## What is expected
Could you copy out, word for word, the stretch of the entries that opens with their first line and closes with the line containing "checkmark-icon <box>226 109 236 117</box>", keeping both of those lines?

## Input records

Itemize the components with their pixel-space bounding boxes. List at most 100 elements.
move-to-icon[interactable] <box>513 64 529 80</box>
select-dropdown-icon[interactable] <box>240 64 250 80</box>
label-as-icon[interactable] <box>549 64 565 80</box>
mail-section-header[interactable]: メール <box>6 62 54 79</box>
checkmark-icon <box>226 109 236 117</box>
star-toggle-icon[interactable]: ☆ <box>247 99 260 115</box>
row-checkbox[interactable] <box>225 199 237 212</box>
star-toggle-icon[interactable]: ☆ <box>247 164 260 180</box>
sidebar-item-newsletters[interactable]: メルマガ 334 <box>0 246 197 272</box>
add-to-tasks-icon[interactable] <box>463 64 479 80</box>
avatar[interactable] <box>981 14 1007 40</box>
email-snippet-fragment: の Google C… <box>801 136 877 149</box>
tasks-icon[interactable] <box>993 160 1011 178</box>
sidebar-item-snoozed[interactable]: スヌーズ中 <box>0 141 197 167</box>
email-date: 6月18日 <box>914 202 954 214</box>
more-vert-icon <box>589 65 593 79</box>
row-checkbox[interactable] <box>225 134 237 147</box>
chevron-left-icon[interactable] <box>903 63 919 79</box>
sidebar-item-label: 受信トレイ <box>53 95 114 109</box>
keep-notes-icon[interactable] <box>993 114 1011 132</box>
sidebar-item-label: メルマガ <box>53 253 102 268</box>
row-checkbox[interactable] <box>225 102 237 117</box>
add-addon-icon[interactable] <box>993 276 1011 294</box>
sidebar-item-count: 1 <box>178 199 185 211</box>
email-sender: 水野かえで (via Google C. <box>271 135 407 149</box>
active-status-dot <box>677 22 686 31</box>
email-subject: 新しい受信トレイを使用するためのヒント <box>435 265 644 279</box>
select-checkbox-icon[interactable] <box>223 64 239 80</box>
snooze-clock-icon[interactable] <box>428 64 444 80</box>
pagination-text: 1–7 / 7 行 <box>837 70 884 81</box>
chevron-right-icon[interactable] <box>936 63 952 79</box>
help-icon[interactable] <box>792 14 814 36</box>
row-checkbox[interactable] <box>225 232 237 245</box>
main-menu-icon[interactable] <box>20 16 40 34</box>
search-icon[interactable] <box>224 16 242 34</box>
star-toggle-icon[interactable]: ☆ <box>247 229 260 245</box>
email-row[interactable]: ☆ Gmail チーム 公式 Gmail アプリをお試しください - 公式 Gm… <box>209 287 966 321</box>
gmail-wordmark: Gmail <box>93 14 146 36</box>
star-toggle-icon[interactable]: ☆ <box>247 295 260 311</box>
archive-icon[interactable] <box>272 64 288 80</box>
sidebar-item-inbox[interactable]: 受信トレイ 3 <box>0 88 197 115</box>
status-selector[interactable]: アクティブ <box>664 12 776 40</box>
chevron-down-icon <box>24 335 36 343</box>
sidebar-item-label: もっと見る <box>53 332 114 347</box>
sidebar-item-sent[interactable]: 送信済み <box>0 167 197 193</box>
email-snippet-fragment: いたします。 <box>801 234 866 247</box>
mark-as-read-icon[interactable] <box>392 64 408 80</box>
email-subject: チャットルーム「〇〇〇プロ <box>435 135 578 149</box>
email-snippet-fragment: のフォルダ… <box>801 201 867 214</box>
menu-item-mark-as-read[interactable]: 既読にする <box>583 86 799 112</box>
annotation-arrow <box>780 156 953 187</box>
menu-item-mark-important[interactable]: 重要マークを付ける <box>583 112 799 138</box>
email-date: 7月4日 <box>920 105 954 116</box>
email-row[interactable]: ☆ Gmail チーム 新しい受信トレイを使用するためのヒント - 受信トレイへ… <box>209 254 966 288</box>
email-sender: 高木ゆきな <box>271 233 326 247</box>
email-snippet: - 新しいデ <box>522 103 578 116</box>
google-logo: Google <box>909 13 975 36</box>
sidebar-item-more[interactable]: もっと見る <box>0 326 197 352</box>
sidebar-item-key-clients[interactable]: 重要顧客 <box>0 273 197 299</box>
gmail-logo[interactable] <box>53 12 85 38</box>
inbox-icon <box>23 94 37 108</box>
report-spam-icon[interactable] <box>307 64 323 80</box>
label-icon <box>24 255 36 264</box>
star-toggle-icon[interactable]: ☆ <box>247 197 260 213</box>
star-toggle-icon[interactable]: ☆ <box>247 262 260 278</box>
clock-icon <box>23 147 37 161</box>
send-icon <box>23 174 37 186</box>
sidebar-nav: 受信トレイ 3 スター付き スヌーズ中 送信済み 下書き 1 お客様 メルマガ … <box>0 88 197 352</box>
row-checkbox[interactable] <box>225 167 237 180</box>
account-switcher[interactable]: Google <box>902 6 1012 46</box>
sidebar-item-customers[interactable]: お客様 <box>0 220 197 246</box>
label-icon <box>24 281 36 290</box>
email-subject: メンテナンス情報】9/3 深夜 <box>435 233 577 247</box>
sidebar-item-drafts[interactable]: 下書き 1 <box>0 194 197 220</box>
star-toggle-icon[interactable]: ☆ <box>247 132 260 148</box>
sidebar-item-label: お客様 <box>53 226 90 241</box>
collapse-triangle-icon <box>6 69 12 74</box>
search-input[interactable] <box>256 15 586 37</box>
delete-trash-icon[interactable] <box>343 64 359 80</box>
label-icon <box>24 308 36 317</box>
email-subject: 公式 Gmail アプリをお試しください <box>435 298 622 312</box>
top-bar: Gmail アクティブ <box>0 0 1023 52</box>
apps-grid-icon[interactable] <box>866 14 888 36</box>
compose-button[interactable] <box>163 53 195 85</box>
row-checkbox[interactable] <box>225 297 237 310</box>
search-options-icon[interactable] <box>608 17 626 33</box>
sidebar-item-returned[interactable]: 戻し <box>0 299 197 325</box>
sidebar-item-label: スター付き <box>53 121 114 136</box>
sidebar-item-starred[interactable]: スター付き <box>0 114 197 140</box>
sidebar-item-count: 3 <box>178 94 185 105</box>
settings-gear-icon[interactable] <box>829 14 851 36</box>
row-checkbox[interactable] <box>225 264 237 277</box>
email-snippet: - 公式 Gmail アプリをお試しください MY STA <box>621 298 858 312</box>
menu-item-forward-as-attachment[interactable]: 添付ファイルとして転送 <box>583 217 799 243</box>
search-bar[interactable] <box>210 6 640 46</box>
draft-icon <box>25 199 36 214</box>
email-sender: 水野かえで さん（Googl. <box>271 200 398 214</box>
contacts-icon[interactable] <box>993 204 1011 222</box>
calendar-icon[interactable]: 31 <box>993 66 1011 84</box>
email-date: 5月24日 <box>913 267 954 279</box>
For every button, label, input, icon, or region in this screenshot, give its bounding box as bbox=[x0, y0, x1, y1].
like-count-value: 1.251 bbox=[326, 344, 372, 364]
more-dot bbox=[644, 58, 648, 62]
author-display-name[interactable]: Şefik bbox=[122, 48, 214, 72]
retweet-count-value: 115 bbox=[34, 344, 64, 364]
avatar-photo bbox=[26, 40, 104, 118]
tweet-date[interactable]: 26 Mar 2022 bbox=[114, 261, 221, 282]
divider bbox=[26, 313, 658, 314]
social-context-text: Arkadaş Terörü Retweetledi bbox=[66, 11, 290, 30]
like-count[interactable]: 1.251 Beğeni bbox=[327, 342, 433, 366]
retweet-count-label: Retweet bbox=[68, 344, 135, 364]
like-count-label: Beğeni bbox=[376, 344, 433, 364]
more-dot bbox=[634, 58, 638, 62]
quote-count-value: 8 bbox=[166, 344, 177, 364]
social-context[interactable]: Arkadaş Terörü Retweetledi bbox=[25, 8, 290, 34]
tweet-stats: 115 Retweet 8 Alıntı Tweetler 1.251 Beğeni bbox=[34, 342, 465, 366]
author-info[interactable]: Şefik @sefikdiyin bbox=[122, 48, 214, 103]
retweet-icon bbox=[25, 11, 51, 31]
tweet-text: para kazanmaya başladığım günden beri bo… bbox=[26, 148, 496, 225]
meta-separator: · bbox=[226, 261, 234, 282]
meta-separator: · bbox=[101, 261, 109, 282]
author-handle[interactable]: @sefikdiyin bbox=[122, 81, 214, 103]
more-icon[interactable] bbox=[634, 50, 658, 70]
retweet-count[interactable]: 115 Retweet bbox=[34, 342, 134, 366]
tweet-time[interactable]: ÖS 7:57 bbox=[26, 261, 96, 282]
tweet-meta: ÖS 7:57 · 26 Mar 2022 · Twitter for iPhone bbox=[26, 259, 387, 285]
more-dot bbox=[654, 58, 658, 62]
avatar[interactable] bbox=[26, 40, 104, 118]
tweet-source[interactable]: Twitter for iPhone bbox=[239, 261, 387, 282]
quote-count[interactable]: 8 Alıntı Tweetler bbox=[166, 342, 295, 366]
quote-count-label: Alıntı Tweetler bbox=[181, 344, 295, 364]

## Expected output
Itemize the components with their pixel-space bounding boxes. List at most 100 elements.
move-to-icon[interactable] <box>513 64 529 80</box>
select-dropdown-icon[interactable] <box>240 64 250 80</box>
label-as-icon[interactable] <box>549 64 565 80</box>
mail-section-header[interactable]: メール <box>6 62 54 79</box>
checkmark-icon <box>226 109 236 117</box>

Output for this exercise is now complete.